[Some records]
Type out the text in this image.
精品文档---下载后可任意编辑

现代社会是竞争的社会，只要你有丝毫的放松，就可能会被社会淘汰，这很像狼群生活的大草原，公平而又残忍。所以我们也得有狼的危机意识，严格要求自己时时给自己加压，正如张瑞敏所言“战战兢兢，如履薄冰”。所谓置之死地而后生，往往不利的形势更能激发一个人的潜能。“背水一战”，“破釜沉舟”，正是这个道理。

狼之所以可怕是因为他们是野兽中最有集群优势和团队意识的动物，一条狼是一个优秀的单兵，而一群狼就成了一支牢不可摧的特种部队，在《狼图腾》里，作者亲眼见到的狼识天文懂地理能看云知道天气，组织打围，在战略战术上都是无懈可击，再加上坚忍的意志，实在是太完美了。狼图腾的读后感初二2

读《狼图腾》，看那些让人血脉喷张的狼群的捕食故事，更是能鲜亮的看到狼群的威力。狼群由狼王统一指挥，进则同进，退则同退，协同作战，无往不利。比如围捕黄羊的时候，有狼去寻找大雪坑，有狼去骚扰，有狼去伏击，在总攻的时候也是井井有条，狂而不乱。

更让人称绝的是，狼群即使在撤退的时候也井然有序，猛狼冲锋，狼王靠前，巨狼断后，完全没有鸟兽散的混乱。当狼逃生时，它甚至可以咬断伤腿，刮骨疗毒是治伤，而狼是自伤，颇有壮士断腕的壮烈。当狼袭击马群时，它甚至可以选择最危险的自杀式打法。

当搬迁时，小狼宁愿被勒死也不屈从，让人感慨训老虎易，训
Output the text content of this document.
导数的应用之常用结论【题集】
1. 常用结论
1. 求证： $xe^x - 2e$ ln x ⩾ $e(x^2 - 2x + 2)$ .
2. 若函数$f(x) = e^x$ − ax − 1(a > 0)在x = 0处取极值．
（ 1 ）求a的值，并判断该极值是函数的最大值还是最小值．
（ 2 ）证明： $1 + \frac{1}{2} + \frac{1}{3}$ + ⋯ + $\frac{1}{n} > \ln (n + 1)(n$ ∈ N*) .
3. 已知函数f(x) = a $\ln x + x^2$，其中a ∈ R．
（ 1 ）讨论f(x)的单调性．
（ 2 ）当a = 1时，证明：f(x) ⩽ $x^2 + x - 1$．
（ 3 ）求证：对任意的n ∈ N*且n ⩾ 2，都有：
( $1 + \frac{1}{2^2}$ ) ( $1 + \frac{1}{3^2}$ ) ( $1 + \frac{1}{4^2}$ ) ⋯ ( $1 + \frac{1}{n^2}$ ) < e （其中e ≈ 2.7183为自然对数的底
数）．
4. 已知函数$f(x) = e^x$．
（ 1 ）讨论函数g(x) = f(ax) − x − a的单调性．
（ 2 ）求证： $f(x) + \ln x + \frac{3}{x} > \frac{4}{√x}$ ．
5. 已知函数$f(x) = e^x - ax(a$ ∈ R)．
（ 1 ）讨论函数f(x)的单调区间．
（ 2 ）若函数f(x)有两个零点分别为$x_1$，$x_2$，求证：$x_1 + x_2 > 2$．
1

● Exercise: Find the word "this" and list each line it appears in.

● Finished answer:
Type out the text in this image.
Output the text content of this document.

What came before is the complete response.